YOUR GOAL => From the data that follows, copy every line holding the string "system".

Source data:
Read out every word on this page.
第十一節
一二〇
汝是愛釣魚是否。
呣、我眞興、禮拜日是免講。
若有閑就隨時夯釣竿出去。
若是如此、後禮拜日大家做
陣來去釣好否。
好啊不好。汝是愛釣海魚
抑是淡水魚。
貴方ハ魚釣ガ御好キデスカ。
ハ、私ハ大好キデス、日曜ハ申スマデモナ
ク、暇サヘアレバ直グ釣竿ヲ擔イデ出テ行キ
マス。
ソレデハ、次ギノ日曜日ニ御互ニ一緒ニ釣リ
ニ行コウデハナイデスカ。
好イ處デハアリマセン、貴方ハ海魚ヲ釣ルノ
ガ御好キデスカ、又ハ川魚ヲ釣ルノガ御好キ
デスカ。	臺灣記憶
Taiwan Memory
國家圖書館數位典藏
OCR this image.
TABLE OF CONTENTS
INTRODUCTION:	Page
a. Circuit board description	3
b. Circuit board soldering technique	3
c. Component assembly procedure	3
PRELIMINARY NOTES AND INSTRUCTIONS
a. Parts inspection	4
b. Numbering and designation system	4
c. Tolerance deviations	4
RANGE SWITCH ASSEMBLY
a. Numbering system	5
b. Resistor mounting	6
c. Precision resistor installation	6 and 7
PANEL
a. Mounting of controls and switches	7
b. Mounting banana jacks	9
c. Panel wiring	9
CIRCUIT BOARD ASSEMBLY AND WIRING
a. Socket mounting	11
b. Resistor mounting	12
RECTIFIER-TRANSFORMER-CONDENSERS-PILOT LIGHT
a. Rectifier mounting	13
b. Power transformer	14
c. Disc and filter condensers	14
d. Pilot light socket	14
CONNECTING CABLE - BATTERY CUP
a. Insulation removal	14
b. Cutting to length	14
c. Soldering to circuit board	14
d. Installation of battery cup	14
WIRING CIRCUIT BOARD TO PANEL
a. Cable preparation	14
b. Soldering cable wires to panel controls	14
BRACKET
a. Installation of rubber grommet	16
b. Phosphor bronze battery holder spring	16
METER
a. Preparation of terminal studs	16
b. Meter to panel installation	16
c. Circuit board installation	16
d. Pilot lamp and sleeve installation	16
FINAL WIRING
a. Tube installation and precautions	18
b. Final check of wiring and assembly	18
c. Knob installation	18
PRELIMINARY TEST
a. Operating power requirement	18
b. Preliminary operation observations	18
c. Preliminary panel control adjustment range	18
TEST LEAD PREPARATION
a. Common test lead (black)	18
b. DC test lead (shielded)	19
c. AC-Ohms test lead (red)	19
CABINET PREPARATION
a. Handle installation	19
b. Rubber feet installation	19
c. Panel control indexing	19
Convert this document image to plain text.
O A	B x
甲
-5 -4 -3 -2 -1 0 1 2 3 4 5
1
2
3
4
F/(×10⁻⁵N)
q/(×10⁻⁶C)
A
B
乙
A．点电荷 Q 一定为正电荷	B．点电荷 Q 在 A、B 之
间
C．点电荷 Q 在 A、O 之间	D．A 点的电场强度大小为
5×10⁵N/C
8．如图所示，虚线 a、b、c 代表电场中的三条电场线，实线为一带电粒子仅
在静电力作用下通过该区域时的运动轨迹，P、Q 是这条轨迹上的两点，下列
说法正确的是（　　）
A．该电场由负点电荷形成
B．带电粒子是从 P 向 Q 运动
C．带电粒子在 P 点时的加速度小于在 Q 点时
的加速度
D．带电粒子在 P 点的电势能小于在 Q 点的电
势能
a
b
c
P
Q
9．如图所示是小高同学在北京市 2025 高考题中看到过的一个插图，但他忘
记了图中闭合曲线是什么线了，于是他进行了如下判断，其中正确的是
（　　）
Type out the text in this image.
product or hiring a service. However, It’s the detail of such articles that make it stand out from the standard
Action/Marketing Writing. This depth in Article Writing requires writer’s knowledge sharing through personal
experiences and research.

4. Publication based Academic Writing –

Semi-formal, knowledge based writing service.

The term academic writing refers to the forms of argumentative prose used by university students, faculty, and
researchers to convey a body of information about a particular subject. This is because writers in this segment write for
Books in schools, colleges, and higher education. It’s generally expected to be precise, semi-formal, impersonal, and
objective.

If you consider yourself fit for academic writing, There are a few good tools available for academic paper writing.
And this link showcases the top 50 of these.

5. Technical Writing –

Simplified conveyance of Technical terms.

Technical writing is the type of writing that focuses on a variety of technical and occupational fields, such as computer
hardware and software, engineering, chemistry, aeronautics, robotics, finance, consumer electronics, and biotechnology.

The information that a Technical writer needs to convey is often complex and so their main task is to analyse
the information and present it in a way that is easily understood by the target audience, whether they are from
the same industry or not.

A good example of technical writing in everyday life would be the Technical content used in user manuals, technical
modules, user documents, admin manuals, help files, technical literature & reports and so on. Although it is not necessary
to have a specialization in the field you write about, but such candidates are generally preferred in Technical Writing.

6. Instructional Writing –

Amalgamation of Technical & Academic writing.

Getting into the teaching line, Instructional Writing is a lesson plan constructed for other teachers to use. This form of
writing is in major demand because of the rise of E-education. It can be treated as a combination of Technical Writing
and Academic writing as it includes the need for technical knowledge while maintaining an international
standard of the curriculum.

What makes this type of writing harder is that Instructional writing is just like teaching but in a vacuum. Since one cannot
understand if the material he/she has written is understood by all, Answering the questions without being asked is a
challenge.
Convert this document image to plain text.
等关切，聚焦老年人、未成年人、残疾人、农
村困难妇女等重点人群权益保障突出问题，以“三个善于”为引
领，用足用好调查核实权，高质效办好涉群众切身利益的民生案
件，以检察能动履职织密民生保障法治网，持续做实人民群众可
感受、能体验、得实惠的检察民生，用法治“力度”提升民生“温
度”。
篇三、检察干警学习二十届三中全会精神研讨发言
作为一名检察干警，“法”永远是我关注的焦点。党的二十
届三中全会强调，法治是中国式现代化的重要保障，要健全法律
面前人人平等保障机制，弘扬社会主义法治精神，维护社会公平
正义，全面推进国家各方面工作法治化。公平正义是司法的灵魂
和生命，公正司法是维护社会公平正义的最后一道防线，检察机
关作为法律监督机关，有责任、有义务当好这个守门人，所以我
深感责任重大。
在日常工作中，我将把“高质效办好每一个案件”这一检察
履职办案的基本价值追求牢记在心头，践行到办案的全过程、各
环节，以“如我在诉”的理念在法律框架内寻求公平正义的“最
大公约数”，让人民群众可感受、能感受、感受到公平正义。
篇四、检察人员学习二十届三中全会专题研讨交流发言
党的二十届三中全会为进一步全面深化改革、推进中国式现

WRITTEN RESPONSE =>
b. Numbering and designation system	4
a. Numbering system	5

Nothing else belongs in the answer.